§ SET EXERCISE:
Go through the entries below and copy each line containing the word "name".

## start TASK INPUTS

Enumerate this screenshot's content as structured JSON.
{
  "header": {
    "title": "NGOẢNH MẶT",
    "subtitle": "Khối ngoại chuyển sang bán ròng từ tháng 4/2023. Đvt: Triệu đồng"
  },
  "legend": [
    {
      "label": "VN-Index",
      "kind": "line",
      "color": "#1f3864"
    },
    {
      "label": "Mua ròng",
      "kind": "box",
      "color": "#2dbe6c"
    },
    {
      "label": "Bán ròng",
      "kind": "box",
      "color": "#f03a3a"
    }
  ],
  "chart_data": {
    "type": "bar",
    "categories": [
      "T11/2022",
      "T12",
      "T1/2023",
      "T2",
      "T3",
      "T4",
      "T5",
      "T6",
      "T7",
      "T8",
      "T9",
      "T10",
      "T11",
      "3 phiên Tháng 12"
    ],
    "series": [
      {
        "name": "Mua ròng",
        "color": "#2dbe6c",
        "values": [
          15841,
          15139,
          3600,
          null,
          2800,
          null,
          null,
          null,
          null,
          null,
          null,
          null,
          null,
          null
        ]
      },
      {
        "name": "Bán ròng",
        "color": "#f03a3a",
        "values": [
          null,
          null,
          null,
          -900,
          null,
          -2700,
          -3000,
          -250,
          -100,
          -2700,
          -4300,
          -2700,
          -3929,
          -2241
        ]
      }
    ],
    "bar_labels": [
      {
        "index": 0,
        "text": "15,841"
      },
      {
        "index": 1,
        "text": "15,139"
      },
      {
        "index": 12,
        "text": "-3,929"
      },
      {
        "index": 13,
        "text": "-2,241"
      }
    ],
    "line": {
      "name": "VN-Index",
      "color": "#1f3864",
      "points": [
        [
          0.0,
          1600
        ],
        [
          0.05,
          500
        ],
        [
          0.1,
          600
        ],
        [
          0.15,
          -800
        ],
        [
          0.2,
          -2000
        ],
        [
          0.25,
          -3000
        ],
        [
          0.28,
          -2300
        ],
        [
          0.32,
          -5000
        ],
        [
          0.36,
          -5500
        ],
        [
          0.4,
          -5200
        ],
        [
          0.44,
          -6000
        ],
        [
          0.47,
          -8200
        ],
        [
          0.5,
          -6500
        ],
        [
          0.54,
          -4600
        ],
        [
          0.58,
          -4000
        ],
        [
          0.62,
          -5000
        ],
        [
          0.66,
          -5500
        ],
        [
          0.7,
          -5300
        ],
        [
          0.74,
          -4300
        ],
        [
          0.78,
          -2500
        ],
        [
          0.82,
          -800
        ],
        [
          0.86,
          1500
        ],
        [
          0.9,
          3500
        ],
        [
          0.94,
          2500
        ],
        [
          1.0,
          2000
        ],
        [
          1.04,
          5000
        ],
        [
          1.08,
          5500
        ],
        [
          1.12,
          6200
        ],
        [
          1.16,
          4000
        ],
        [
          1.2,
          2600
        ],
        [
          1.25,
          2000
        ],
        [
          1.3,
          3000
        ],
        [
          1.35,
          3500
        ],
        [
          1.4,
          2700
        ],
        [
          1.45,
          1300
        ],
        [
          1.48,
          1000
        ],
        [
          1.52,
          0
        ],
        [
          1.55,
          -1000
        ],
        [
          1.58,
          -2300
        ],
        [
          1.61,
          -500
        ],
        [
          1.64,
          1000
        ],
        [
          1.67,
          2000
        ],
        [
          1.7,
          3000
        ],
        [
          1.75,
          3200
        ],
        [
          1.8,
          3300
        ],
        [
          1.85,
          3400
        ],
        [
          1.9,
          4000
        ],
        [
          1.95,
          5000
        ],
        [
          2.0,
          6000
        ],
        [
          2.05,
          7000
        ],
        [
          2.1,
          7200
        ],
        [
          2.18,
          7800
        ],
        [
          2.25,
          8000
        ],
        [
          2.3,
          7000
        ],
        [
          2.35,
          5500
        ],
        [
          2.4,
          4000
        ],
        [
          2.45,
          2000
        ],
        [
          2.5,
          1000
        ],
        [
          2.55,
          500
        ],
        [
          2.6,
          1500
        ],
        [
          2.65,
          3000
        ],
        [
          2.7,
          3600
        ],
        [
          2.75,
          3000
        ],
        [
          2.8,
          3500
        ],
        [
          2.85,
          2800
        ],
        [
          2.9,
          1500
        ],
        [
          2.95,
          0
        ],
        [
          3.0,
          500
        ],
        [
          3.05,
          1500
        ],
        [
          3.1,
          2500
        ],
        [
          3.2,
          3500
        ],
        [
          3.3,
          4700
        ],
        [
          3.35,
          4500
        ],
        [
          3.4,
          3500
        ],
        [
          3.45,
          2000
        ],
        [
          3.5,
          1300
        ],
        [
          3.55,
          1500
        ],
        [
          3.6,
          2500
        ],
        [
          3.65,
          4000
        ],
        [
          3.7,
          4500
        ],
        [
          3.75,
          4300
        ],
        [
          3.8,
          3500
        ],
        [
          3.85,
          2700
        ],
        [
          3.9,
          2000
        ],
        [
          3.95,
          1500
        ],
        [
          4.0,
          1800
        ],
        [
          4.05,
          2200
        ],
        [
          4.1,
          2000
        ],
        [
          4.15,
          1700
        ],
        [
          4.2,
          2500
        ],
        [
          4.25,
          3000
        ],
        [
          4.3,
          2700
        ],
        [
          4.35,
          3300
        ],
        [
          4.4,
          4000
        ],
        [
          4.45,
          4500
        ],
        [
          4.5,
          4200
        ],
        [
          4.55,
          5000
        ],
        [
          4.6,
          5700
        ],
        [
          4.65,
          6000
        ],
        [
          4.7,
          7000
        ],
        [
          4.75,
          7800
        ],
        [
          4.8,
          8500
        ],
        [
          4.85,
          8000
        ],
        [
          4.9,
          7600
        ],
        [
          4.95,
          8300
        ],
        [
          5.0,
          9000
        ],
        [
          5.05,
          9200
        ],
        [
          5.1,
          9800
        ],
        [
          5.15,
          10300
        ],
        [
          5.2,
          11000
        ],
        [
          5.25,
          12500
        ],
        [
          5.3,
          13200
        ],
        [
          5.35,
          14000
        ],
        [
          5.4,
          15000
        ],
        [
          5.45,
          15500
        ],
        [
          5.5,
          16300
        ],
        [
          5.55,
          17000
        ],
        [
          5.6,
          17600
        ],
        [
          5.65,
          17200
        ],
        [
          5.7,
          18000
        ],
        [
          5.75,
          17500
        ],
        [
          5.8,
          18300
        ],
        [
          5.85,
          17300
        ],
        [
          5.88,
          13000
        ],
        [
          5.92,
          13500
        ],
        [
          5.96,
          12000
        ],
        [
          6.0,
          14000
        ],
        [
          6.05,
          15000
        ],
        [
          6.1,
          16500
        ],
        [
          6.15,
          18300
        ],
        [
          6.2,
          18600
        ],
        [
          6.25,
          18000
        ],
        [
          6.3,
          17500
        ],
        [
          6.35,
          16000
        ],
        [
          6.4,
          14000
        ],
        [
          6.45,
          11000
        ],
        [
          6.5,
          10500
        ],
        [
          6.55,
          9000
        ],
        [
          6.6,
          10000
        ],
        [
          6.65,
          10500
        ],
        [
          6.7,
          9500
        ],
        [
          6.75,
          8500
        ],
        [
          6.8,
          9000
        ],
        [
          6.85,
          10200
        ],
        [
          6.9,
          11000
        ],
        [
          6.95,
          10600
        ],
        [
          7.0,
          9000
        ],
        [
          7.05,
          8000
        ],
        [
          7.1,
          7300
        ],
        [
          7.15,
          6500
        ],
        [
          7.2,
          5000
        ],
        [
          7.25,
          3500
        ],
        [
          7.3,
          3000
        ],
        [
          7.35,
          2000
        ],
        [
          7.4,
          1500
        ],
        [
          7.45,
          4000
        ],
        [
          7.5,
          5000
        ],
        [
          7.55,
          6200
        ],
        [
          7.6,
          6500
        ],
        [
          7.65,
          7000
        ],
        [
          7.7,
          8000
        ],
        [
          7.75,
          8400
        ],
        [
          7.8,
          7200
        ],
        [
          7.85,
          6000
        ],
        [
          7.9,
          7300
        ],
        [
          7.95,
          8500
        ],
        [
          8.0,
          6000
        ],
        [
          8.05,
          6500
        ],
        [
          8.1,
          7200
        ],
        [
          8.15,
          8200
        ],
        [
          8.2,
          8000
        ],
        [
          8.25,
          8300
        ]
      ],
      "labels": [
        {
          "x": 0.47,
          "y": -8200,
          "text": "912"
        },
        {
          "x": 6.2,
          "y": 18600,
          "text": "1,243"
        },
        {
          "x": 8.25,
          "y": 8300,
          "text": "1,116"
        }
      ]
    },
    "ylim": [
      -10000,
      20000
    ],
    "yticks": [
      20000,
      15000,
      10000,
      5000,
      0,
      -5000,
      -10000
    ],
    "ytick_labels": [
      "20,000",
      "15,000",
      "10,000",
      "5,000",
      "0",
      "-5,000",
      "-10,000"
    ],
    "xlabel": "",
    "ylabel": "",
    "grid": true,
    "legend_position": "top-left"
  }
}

## end TASK INPUTS

§ WRITTEN ANSWER:
        "name": "Mua ròng",
        "name": "Bán ròng",
      "name": "VN-Index",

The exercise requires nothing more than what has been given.